Render the material again word for word, skipping the pictures in it.

Figure record listings
★ ★ ★ ★
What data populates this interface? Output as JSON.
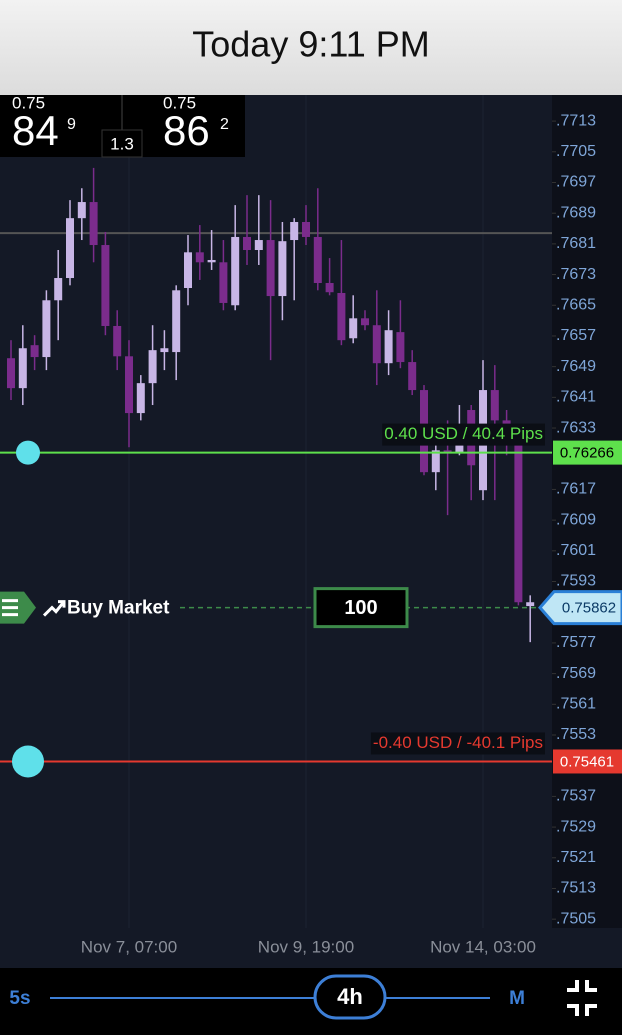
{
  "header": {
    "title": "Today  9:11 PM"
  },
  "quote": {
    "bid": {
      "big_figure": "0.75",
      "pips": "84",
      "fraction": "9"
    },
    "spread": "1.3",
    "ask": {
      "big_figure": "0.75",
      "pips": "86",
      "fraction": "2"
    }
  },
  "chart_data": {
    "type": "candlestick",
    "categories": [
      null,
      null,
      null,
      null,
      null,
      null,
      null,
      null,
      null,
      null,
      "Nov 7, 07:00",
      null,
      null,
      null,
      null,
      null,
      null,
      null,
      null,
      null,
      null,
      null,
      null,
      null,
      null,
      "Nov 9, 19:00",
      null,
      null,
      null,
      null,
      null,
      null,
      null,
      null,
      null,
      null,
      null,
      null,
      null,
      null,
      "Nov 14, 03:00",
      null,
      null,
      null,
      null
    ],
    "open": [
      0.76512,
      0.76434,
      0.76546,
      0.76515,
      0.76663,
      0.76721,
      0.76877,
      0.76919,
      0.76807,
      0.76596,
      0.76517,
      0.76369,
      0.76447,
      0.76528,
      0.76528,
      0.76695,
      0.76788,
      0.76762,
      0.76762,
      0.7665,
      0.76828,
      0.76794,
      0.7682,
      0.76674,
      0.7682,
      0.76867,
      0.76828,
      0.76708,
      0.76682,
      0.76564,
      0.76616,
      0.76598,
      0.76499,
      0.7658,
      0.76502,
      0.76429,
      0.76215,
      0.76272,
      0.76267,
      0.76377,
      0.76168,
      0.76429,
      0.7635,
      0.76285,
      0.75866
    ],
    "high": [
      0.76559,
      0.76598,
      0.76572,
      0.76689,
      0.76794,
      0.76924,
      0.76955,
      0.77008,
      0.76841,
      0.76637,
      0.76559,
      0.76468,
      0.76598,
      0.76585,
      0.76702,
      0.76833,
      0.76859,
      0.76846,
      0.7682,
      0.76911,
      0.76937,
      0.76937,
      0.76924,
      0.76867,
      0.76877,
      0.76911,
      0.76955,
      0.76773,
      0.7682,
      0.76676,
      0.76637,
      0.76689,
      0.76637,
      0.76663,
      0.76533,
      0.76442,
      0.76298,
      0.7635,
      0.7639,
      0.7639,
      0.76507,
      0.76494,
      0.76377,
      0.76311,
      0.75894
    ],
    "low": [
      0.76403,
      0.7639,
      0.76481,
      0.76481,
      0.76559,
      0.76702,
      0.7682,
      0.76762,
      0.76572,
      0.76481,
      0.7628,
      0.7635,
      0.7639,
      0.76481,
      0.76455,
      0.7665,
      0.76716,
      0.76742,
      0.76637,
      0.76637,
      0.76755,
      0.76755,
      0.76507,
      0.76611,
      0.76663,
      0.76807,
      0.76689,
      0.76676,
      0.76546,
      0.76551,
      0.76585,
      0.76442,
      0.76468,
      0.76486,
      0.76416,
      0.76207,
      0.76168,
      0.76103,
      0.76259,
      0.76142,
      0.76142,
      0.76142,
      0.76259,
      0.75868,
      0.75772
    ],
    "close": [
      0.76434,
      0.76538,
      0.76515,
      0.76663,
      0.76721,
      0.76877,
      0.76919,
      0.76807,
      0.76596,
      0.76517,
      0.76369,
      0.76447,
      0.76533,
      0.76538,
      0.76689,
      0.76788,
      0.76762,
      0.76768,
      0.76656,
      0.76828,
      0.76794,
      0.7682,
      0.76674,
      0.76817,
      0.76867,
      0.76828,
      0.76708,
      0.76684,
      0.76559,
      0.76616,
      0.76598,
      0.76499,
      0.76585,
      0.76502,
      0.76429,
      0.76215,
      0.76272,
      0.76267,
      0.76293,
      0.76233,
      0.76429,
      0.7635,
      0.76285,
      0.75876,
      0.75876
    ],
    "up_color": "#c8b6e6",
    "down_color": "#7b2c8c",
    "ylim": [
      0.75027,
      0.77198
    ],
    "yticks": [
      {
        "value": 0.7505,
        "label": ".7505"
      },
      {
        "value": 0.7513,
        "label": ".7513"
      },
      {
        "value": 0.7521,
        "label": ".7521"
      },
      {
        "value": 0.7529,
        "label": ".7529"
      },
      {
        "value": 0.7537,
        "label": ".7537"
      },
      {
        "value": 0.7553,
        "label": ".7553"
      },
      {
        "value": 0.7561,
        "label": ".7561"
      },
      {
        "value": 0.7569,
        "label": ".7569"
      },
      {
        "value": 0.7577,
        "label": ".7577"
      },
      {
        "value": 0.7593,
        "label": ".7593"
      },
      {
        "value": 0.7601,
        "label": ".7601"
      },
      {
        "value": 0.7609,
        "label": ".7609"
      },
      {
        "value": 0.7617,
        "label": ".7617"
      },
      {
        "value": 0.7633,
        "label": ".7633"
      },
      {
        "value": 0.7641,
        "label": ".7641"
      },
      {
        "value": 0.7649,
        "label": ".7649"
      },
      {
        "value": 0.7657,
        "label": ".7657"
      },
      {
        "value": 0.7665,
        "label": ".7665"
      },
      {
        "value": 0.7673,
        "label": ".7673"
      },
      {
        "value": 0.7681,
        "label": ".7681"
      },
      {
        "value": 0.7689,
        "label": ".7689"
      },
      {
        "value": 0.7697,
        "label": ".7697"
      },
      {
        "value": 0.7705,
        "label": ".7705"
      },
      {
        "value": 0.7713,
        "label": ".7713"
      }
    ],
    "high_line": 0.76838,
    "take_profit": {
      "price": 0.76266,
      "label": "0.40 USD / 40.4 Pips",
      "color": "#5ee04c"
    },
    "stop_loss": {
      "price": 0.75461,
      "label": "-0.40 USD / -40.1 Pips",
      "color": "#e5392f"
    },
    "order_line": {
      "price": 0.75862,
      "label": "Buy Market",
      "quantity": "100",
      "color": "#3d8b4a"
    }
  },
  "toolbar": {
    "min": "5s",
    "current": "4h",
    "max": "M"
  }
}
★ ★ ★ ★
◆ EXERCISE SOLUTION ◆
What data populates this interface? Output as JSON.
{
  "header": {
    "title": "Today  9:11 PM"
  },
  "quote": {
    "bid": {
      "big_figure": "0.75",
      "pips": "84",
      "fraction": "9"
    },
    "spread": "1.3",
    "ask": {
      "big_figure": "0.75",
      "pips": "86",
      "fraction": "2"
    }
  },
  "chart_data": {
    "type": "candlestick",
    "categories": [
      null,
      null,
      null,
      null,
      null,
      null,
      null,
      null,
      null,
      null,
      "Nov 7, 07:00",
      null,
      null,
      null,
      null,
      null,
      null,
      null,
      null,
      null,
      null,
      null,
      null,
      null,
      null,
      "Nov 9, 19:00",
      null,
      null,
      null,
      null,
      null,
      null,
      null,
      null,
      null,
      null,
      null,
      null,
      null,
      null,
      "Nov 14, 03:00",
      null,
      null,
      null,
      null
    ],
    "open": [
      0.76512,
      0.76434,
      0.76546,
      0.76515,
      0.76663,
      0.76721,
      0.76877,
      0.76919,
      0.76807,
      0.76596,
      0.76517,
      0.76369,
      0.76447,
      0.76528,
      0.76528,
      0.76695,
      0.76788,
      0.76762,
      0.76762,
      0.7665,
      0.76828,
      0.76794,
      0.7682,
      0.76674,
      0.7682,
      0.76867,
      0.76828,
      0.76708,
      0.76682,
      0.76564,
      0.76616,
      0.76598,
      0.76499,
      0.7658,
      0.76502,
      0.76429,
      0.76215,
      0.76272,
      0.76267,
      0.76377,
      0.76168,
      0.76429,
      0.7635,
      0.76285,
      0.75866
    ],
    "high": [
      0.76559,
      0.76598,
      0.76572,
      0.76689,
      0.76794,
      0.76924,
      0.76955,
      0.77008,
      0.76841,
      0.76637,
      0.76559,
      0.76468,
      0.76598,
      0.76585,
      0.76702,
      0.76833,
      0.76859,
      0.76846,
      0.7682,
      0.76911,
      0.76937,
      0.76937,
      0.76924,
      0.76867,
      0.76877,
      0.76911,
      0.76955,
      0.76773,
      0.7682,
      0.76676,
      0.76637,
      0.76689,
      0.76637,
      0.76663,
      0.76533,
      0.76442,
      0.76298,
      0.7635,
      0.7639,
      0.7639,
      0.76507,
      0.76494,
      0.76377,
      0.76311,
      0.75894
    ],
    "low": [
      0.76403,
      0.7639,
      0.76481,
      0.76481,
      0.76559,
      0.76702,
      0.7682,
      0.76762,
      0.76572,
      0.76481,
      0.7628,
      0.7635,
      0.7639,
      0.76481,
      0.76455,
      0.7665,
      0.76716,
      0.76742,
      0.76637,
      0.76637,
      0.76755,
      0.76755,
      0.76507,
      0.76611,
      0.76663,
      0.76807,
      0.76689,
      0.76676,
      0.76546,
      0.76551,
      0.76585,
      0.76442,
      0.76468,
      0.76486,
      0.76416,
      0.76207,
      0.76168,
      0.76103,
      0.76259,
      0.76142,
      0.76142,
      0.76142,
      0.76259,
      0.75868,
      0.75772
    ],
    "close": [
      0.76434,
      0.76538,
      0.76515,
      0.76663,
      0.76721,
      0.76877,
      0.76919,
      0.76807,
      0.76596,
      0.76517,
      0.76369,
      0.76447,
      0.76533,
      0.76538,
      0.76689,
      0.76788,
      0.76762,
      0.76768,
      0.76656,
      0.76828,
      0.76794,
      0.7682,
      0.76674,
      0.76817,
      0.76867,
      0.76828,
      0.76708,
      0.76684,
      0.76559,
      0.76616,
      0.76598,
      0.76499,
      0.76585,
      0.76502,
      0.76429,
      0.76215,
      0.76272,
      0.76267,
      0.76293,
      0.76233,
      0.76429,
      0.7635,
      0.76285,
      0.75876,
      0.75876
    ],
    "up_color": "#c8b6e6",
    "down_color": "#7b2c8c",
    "ylim": [
      0.75027,
      0.77198
    ],
    "yticks": [
      {
        "value": 0.7505,
        "label": ".7505"
      },
      {
        "value": 0.7513,
        "label": ".7513"
      },
      {
        "value": 0.7521,
        "label": ".7521"
      },
      {
        "value": 0.7529,
        "label": ".7529"
      },
      {
        "value": 0.7537,
        "label": ".7537"
      },
      {
        "value": 0.7553,
        "label": ".7553"
      },
      {
        "value": 0.7561,
        "label": ".7561"
      },
      {
        "value": 0.7569,
        "label": ".7569"
      },
      {
        "value": 0.7577,
        "label": ".7577"
      },
      {
        "value": 0.7593,
        "label": ".7593"
      },
      {
        "value": 0.7601,
        "label": ".7601"
      },
      {
        "value": 0.7609,
        "label": ".7609"
      },
      {
        "value": 0.7617,
        "label": ".7617"
      },
      {
        "value": 0.7633,
        "label": ".7633"
      },
      {
        "value": 0.7641,
        "label": ".7641"
      },
      {
        "value": 0.7649,
        "label": ".7649"
      },
      {
        "value": 0.7657,
        "label": ".7657"
      },
      {
        "value": 0.7665,
        "label": ".7665"
      },
      {
        "value": 0.7673,
        "label": ".7673"
      },
      {
        "value": 0.7681,
        "label": ".7681"
      },
      {
        "value": 0.7689,
        "label": ".7689"
      },
      {
        "value": 0.7697,
        "label": ".7697"
      },
      {
        "value": 0.7705,
        "label": ".7705"
      },
      {
        "value": 0.7713,
        "label": ".7713"
      }
    ],
    "high_line": 0.76838,
    "take_profit": {
      "price": 0.76266,
      "label": "0.40 USD / 40.4 Pips",
      "color": "#5ee04c"
    },
    "stop_loss": {
      "price": 0.75461,
      "label": "-0.40 USD / -40.1 Pips",
      "color": "#e5392f"
    },
    "order_line": {
      "price": 0.75862,
      "label": "Buy Market",
      "quantity": "100",
      "color": "#3d8b4a"
    }
  },
  "toolbar": {
    "min": "5s",
    "current": "4h",
    "max": "M"
  }
}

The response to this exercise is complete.